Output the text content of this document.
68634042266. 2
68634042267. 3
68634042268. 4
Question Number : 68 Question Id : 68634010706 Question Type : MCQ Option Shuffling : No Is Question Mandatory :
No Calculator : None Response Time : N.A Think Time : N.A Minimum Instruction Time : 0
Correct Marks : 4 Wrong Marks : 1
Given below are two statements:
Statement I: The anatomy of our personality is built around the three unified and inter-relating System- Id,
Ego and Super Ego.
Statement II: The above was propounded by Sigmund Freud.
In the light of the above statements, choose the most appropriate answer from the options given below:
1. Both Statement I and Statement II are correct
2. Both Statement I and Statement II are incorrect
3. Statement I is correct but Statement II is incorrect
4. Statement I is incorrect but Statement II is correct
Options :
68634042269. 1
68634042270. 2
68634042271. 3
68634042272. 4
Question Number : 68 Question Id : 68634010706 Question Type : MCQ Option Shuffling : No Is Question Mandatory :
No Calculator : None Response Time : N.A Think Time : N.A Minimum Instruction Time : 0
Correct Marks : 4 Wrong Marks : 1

# # #

→ Your objective: Give only the number of lines in the preceding material that contain the string "Both".

→ Response to the task: 2